What is needed> Quote the data below in full, please, without altering anything.

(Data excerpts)
####

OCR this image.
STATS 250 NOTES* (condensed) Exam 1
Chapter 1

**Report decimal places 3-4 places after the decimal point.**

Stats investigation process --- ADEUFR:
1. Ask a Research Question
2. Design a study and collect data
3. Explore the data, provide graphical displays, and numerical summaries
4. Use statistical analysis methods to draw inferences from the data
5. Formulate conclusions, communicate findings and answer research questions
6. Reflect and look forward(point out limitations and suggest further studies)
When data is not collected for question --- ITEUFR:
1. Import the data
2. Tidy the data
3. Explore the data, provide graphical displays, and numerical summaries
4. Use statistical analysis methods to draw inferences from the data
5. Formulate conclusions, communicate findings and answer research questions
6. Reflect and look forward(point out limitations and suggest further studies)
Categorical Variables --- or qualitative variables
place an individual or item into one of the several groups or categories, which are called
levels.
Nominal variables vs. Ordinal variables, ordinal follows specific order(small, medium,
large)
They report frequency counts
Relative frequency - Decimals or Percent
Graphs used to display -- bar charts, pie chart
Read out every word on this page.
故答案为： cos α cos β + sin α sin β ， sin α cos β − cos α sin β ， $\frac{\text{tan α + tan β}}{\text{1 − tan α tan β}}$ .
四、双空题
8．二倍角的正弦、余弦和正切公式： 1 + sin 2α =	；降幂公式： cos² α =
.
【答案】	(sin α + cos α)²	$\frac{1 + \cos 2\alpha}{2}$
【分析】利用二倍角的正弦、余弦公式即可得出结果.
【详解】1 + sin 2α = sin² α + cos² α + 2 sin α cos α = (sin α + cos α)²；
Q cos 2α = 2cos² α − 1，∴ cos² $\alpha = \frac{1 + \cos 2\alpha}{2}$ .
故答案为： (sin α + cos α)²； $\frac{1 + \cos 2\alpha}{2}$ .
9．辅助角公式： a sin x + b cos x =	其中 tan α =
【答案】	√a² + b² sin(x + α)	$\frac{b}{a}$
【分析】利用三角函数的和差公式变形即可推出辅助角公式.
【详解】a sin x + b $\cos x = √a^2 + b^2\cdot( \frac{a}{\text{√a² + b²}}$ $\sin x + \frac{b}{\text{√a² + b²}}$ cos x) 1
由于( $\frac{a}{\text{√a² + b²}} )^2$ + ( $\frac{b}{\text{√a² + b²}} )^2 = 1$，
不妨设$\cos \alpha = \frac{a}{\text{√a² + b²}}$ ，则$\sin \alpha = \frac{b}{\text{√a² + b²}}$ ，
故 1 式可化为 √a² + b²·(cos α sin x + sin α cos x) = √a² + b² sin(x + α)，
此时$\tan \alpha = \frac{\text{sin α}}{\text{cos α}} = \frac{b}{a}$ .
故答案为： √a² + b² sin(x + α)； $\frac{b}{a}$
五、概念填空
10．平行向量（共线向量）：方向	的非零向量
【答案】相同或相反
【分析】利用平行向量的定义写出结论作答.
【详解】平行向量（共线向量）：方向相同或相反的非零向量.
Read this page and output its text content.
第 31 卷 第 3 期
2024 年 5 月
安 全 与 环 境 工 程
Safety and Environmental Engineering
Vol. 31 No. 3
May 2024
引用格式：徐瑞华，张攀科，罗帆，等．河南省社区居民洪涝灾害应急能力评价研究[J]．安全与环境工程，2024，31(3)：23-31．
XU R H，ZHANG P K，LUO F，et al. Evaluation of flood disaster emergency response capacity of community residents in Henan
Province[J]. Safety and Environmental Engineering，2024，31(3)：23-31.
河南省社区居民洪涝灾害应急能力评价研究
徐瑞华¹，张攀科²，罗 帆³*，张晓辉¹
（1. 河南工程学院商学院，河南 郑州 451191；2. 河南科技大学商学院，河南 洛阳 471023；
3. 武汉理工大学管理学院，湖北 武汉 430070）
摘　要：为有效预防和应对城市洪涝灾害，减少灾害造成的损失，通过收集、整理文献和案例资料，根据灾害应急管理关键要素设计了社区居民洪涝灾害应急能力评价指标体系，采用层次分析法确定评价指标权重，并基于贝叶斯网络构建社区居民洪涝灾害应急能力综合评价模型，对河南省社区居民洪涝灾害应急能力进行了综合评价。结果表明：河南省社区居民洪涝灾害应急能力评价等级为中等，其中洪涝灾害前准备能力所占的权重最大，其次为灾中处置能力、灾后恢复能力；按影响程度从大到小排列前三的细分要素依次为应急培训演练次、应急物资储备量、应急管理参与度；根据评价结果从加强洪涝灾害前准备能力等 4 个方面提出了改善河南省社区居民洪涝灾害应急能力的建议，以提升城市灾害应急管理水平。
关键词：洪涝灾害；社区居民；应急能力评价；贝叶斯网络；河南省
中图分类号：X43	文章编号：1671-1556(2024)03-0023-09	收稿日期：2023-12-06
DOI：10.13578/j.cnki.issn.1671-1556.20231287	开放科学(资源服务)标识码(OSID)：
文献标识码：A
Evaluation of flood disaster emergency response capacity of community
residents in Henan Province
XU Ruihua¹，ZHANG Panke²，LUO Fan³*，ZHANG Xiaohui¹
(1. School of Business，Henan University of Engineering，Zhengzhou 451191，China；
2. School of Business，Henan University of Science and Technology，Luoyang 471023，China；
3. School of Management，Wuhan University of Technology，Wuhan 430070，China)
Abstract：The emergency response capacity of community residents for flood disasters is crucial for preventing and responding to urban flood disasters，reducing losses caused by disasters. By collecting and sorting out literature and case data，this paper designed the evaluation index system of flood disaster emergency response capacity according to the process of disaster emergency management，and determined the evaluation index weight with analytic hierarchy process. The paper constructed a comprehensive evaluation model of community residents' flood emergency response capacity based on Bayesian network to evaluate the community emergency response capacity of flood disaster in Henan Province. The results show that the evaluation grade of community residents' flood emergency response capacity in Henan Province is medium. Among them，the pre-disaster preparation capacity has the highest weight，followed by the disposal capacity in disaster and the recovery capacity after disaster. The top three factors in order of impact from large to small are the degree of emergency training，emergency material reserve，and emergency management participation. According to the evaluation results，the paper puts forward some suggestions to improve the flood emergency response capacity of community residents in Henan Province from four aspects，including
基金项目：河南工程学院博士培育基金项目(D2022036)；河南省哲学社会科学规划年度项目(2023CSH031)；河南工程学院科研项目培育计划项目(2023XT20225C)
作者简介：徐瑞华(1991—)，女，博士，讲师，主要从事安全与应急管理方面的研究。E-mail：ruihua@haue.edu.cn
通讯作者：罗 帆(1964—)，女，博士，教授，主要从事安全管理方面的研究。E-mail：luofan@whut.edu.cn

####

Solution to this problem>
OCR this image.
STATS 250 NOTES* (condensed) Exam 1
Chapter 1

**Report decimal places 3-4 places after the decimal point.**

Stats investigation process --- ADEUFR:
1. Ask a Research Question
2. Design a study and collect data
3. Explore the data, provide graphical displays, and numerical summaries
4. Use statistical analysis methods to draw inferences from the data
5. Formulate conclusions, communicate findings and answer research questions
6. Reflect and look forward(point out limitations and suggest further studies)
When data is not collected for question --- ITEUFR:
1. Import the data
2. Tidy the data
3. Explore the data, provide graphical displays, and numerical summaries
4. Use statistical analysis methods to draw inferences from the data
5. Formulate conclusions, communicate findings and answer research questions
6. Reflect and look forward(point out limitations and suggest further studies)
Categorical Variables --- or qualitative variables
place an individual or item into one of the several groups or categories, which are called
levels.
Nominal variables vs. Ordinal variables, ordinal follows specific order(small, medium,
large)
They report frequency counts
Relative frequency - Decimals or Percent
Graphs used to display -- bar charts, pie chart
Read out every word on this page.
故答案为： cos α cos β + sin α sin β ， sin α cos β − cos α sin β ， $\frac{\text{tan α + tan β}}{\text{1 − tan α tan β}}$ .
四、双空题
8．二倍角的正弦、余弦和正切公式： 1 + sin 2α =	；降幂公式： cos² α =
.
【答案】	(sin α + cos α)²	$\frac{1 + \cos 2\alpha}{2}$
【分析】利用二倍角的正弦、余弦公式即可得出结果.
【详解】1 + sin 2α = sin² α + cos² α + 2 sin α cos α = (sin α + cos α)²；
Q cos 2α = 2cos² α − 1，∴ cos² $\alpha = \frac{1 + \cos 2\alpha}{2}$ .
故答案为： (sin α + cos α)²； $\frac{1 + \cos 2\alpha}{2}$ .
9．辅助角公式： a sin x + b cos x =	其中 tan α =
【答案】	√a² + b² sin(x + α)	$\frac{b}{a}$
【分析】利用三角函数的和差公式变形即可推出辅助角公式.
【详解】a sin x + b $\cos x = √a^2 + b^2\cdot( \frac{a}{\text{√a² + b²}}$ $\sin x + \frac{b}{\text{√a² + b²}}$ cos x) 1
由于( $\frac{a}{\text{√a² + b²}} )^2$ + ( $\frac{b}{\text{√a² + b²}} )^2 = 1$，
不妨设$\cos \alpha = \frac{a}{\text{√a² + b²}}$ ，则$\sin \alpha = \frac{b}{\text{√a² + b²}}$ ，
故 1 式可化为 √a² + b²·(cos α sin x + sin α cos x) = √a² + b² sin(x + α)，
此时$\tan \alpha = \frac{\text{sin α}}{\text{cos α}} = \frac{b}{a}$ .
故答案为： √a² + b² sin(x + α)； $\frac{b}{a}$
五、概念填空
10．平行向量（共线向量）：方向	的非零向量
【答案】相同或相反
【分析】利用平行向量的定义写出结论作答.
【详解】平行向量（共线向量）：方向相同或相反的非零向量.
Read this page and output its text content.
第 31 卷 第 3 期
2024 年 5 月
安 全 与 环 境 工 程
Safety and Environmental Engineering
Vol. 31 No. 3
May 2024
引用格式：徐瑞华，张攀科，罗帆，等．河南省社区居民洪涝灾害应急能力评价研究[J]．安全与环境工程，2024，31(3)：23-31．
XU R H，ZHANG P K，LUO F，et al. Evaluation of flood disaster emergency response capacity of community residents in Henan
Province[J]. Safety and Environmental Engineering，2024，31(3)：23-31.
河南省社区居民洪涝灾害应急能力评价研究
徐瑞华¹，张攀科²，罗 帆³*，张晓辉¹
（1. 河南工程学院商学院，河南 郑州 451191；2. 河南科技大学商学院，河南 洛阳 471023；
3. 武汉理工大学管理学院，湖北 武汉 430070）
摘　要：为有效预防和应对城市洪涝灾害，减少灾害造成的损失，通过收集、整理文献和案例资料，根据灾害应急管理关键要素设计了社区居民洪涝灾害应急能力评价指标体系，采用层次分析法确定评价指标权重，并基于贝叶斯网络构建社区居民洪涝灾害应急能力综合评价模型，对河南省社区居民洪涝灾害应急能力进行了综合评价。结果表明：河南省社区居民洪涝灾害应急能力评价等级为中等，其中洪涝灾害前准备能力所占的权重最大，其次为灾中处置能力、灾后恢复能力；按影响程度从大到小排列前三的细分要素依次为应急培训演练次、应急物资储备量、应急管理参与度；根据评价结果从加强洪涝灾害前准备能力等 4 个方面提出了改善河南省社区居民洪涝灾害应急能力的建议，以提升城市灾害应急管理水平。
关键词：洪涝灾害；社区居民；应急能力评价；贝叶斯网络；河南省
中图分类号：X43	文章编号：1671-1556(2024)03-0023-09	收稿日期：2023-12-06
DOI：10.13578/j.cnki.issn.1671-1556.20231287	开放科学(资源服务)标识码(OSID)：
文献标识码：A
Evaluation of flood disaster emergency response capacity of community
residents in Henan Province
XU Ruihua¹，ZHANG Panke²，LUO Fan³*，ZHANG Xiaohui¹
(1. School of Business，Henan University of Engineering，Zhengzhou 451191，China；
2. School of Business，Henan University of Science and Technology，Luoyang 471023，China；
3. School of Management，Wuhan University of Technology，Wuhan 430070，China)
Abstract：The emergency response capacity of community residents for flood disasters is crucial for preventing and responding to urban flood disasters，reducing losses caused by disasters. By collecting and sorting out literature and case data，this paper designed the evaluation index system of flood disaster emergency response capacity according to the process of disaster emergency management，and determined the evaluation index weight with analytic hierarchy process. The paper constructed a comprehensive evaluation model of community residents' flood emergency response capacity based on Bayesian network to evaluate the community emergency response capacity of flood disaster in Henan Province. The results show that the evaluation grade of community residents' flood emergency response capacity in Henan Province is medium. Among them，the pre-disaster preparation capacity has the highest weight，followed by the disposal capacity in disaster and the recovery capacity after disaster. The top three factors in order of impact from large to small are the degree of emergency training，emergency material reserve，and emergency management participation. According to the evaluation results，the paper puts forward some suggestions to improve the flood emergency response capacity of community residents in Henan Province from four aspects，including
基金项目：河南工程学院博士培育基金项目(D2022036)；河南省哲学社会科学规划年度项目(2023CSH031)；河南工程学院科研项目培育计划项目(2023XT20225C)
作者简介：徐瑞华(1991—)，女，博士，讲师，主要从事安全与应急管理方面的研究。E-mail：ruihua@haue.edu.cn
通讯作者：罗 帆(1964—)，女，博士，教授，主要从事安全管理方面的研究。E-mail：luofan@whut.edu.cn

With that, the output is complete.